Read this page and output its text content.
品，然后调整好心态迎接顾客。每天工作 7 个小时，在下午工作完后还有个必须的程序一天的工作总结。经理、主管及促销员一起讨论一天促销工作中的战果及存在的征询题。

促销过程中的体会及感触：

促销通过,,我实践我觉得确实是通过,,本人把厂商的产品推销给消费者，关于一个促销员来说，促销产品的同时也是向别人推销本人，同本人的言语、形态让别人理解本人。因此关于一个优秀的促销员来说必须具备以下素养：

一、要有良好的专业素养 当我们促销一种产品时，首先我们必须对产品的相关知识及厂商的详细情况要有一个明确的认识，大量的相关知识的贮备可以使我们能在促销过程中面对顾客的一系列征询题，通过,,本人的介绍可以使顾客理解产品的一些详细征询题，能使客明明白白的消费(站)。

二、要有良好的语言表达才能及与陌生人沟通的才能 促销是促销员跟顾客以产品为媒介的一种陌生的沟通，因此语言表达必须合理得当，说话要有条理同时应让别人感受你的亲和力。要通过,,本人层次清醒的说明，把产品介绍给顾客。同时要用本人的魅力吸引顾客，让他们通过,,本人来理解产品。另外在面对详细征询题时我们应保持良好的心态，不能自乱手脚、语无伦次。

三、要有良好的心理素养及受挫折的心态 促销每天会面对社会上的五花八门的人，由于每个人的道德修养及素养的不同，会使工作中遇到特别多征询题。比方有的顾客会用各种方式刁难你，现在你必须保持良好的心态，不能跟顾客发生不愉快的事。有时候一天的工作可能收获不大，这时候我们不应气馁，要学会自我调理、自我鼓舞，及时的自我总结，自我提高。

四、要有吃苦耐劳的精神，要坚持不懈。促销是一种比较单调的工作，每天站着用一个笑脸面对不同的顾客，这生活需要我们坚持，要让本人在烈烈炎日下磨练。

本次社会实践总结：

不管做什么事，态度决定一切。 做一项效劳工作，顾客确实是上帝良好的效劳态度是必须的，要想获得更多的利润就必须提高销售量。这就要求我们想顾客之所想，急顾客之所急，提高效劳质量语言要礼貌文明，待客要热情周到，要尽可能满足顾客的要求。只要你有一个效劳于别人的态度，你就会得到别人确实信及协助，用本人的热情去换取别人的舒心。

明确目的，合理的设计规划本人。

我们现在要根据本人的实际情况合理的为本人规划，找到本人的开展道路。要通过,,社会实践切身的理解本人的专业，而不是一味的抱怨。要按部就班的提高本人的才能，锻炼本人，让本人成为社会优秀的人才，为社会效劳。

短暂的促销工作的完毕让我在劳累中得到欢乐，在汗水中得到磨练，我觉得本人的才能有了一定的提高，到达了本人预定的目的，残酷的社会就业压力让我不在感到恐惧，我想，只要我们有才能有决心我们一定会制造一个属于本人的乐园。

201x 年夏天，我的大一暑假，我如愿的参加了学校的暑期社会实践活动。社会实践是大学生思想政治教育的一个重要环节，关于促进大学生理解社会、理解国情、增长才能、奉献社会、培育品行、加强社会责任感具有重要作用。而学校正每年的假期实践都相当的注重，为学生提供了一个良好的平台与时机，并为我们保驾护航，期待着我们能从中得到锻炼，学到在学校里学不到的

Problem requirements: Repeat the data precisely, line by line.

Solution for this problem:
Read this page and output its text content.
品，然后调整好心态迎接顾客。每天工作 7 个小时，在下午工作完后还有个必须的程序一天的工作总结。经理、主管及促销员一起讨论一天促销工作中的战果及存在的征询题。

促销过程中的体会及感触：

促销通过,,我实践我觉得确实是通过,,本人把厂商的产品推销给消费者，关于一个促销员来说，促销产品的同时也是向别人推销本人，同本人的言语、形态让别人理解本人。因此关于一个优秀的促销员来说必须具备以下素养：

一、要有良好的专业素养 当我们促销一种产品时，首先我们必须对产品的相关知识及厂商的详细情况要有一个明确的认识，大量的相关知识的贮备可以使我们能在促销过程中面对顾客的一系列征询题，通过,,本人的介绍可以使顾客理解产品的一些详细征询题，能使客明明白白的消费(站)。

二、要有良好的语言表达才能及与陌生人沟通的才能 促销是促销员跟顾客以产品为媒介的一种陌生的沟通，因此语言表达必须合理得当，说话要有条理同时应让别人感受你的亲和力。要通过,,本人层次清醒的说明，把产品介绍给顾客。同时要用本人的魅力吸引顾客，让他们通过,,本人来理解产品。另外在面对详细征询题时我们应保持良好的心态，不能自乱手脚、语无伦次。

三、要有良好的心理素养及受挫折的心态 促销每天会面对社会上的五花八门的人，由于每个人的道德修养及素养的不同，会使工作中遇到特别多征询题。比方有的顾客会用各种方式刁难你，现在你必须保持良好的心态，不能跟顾客发生不愉快的事。有时候一天的工作可能收获不大，这时候我们不应气馁，要学会自我调理、自我鼓舞，及时的自我总结，自我提高。

四、要有吃苦耐劳的精神，要坚持不懈。促销是一种比较单调的工作，每天站着用一个笑脸面对不同的顾客，这生活需要我们坚持，要让本人在烈烈炎日下磨练。

本次社会实践总结：

不管做什么事，态度决定一切。 做一项效劳工作，顾客确实是上帝良好的效劳态度是必须的，要想获得更多的利润就必须提高销售量。这就要求我们想顾客之所想，急顾客之所急，提高效劳质量语言要礼貌文明，待客要热情周到，要尽可能满足顾客的要求。只要你有一个效劳于别人的态度，你就会得到别人确实信及协助，用本人的热情去换取别人的舒心。

明确目的，合理的设计规划本人。

我们现在要根据本人的实际情况合理的为本人规划，找到本人的开展道路。要通过,,社会实践切身的理解本人的专业，而不是一味的抱怨。要按部就班的提高本人的才能，锻炼本人，让本人成为社会优秀的人才，为社会效劳。

短暂的促销工作的完毕让我在劳累中得到欢乐，在汗水中得到磨练，我觉得本人的才能有了一定的提高，到达了本人预定的目的，残酷的社会就业压力让我不在感到恐惧，我想，只要我们有才能有决心我们一定会制造一个属于本人的乐园。

201x 年夏天，我的大一暑假，我如愿的参加了学校的暑期社会实践活动。社会实践是大学生思想政治教育的一个重要环节，关于促进大学生理解社会、理解国情、增长才能、奉献社会、培育品行、加强社会责任感具有重要作用。而学校正每年的假期实践都相当的注重，为学生提供了一个良好的平台与时机，并为我们保驾护航，期待着我们能从中得到锻炼，学到在学校里学不到的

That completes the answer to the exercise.